_AIM OF THE EXERCISE_
Wherever the word "който" turns up in a line of the entries, copy that line.

::::

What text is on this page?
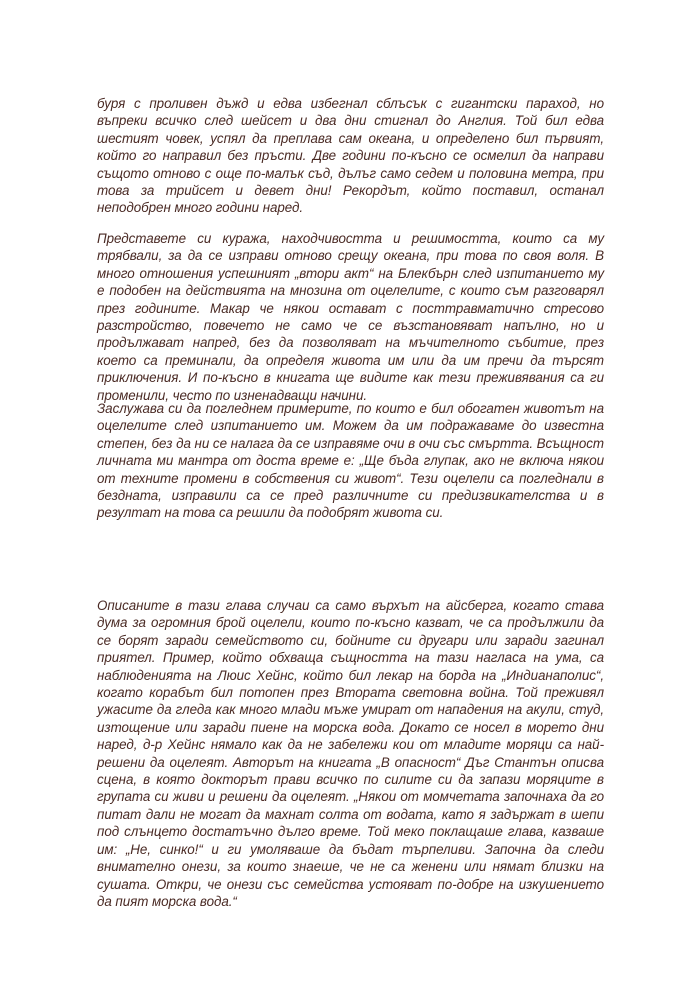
буря с проливен дъжд и едва избегнал сблъсък с гигантски параход, но
въпреки всичко след шейсет и два дни стигнал до Англия. Той бил едва
шестият човек, успял да преплава сам океана, и определено бил първият,
който го направил без пръсти. Две години по-късно се осмелил да направи
същото отново с още по-малък съд, дълъг само седем и половина метра, при
това за трийсет и девет дни! Рекордът, който поставил, останал
неподобрен много години наред.

Представете си куража, находчивостта и решимостта, които са му
трябвали, за да се изправи отново срещу океана, при това по своя воля. В
много отношения успешният „втори акт“ на Блекбърн след изпитанието му
е подобен на действията на мнозина от оцелелите, с които съм разговарял
през годините. Макар че някои остават с посттравматично стресово
разстройство, повечето не само че се възстановяват напълно, но и
продължават напред, без да позволяват на мъчителното събитие, през
което са преминали, да определя живота им или да им пречи да търсят
приключения. И по-късно в книгата ще видите как тези преживявания са ги
променили, често по изненадващи начини.

Заслужава си да погледнем примерите, по които е бил обогатен животът на
оцелелите след изпитанието им. Можем да им подражаваме до известна
степен, без да ни се налага да се изправяме очи в очи със смъртта. Всъщност
личната ми мантра от доста време е: „Ще бъда глупак, ако не включа някои
от техните промени в собствения си живот“. Тези оцелели са погледнали в
бездната, изправили са се пред различните си предизвикателства и в
резултат на това са решили да подобрят живота си.

Описаните в тази глава случаи са само върхът на айсберга, когато става
дума за огромния брой оцелели, които по-късно казват, че са продължили да
се борят заради семейството си, бойните си другари или заради загинал
приятел. Пример, който обхваща същността на тази нагласа на ума, са
наблюденията на Люис Хейнс, който бил лекар на борда на „Индианаполис“,
когато корабът бил потопен през Втората световна война. Той преживял
ужасите да гледа как много млади мъже умират от нападения на акули, студ,
изтощение или заради пиене на морска вода. Докато се носел в морето дни
наред, д-р Хейнс нямало как да не забележи кои от младите моряци са най-
решени да оцелеят. Авторът на книгата „В опасност“ Дъг Стантън описва
сцена, в която докторът прави всичко по силите си да запази моряците в
групата си живи и решени да оцелеят. „Някои от момчетата започнаха да го
питат дали не могат да махнат солта от водата, като я задържат в шепи
под слънцето достатъчно дълго време. Той меко поклащаше глава, казваше
им: „Не, синко!“ и ги умоляваше да бъдат търпеливи. Започна да следи
внимателно онези, за които знаеше, че не са женени или нямат близки на
сушата. Откри, че онези със семейства устояват по-добре на изкушението
да пият морска вода.“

::::

_EXERCISE ANSWER_
който го направил без пръсти. Две години по-късно се осмелил да направи
това за трийсет и девет дни! Рекордът, който поставил, останал
приятел. Пример, който обхваща същността на тази нагласа на ума, са
наблюденията на Люис Хейнс, който бил лекар на борда на „Индианаполис“,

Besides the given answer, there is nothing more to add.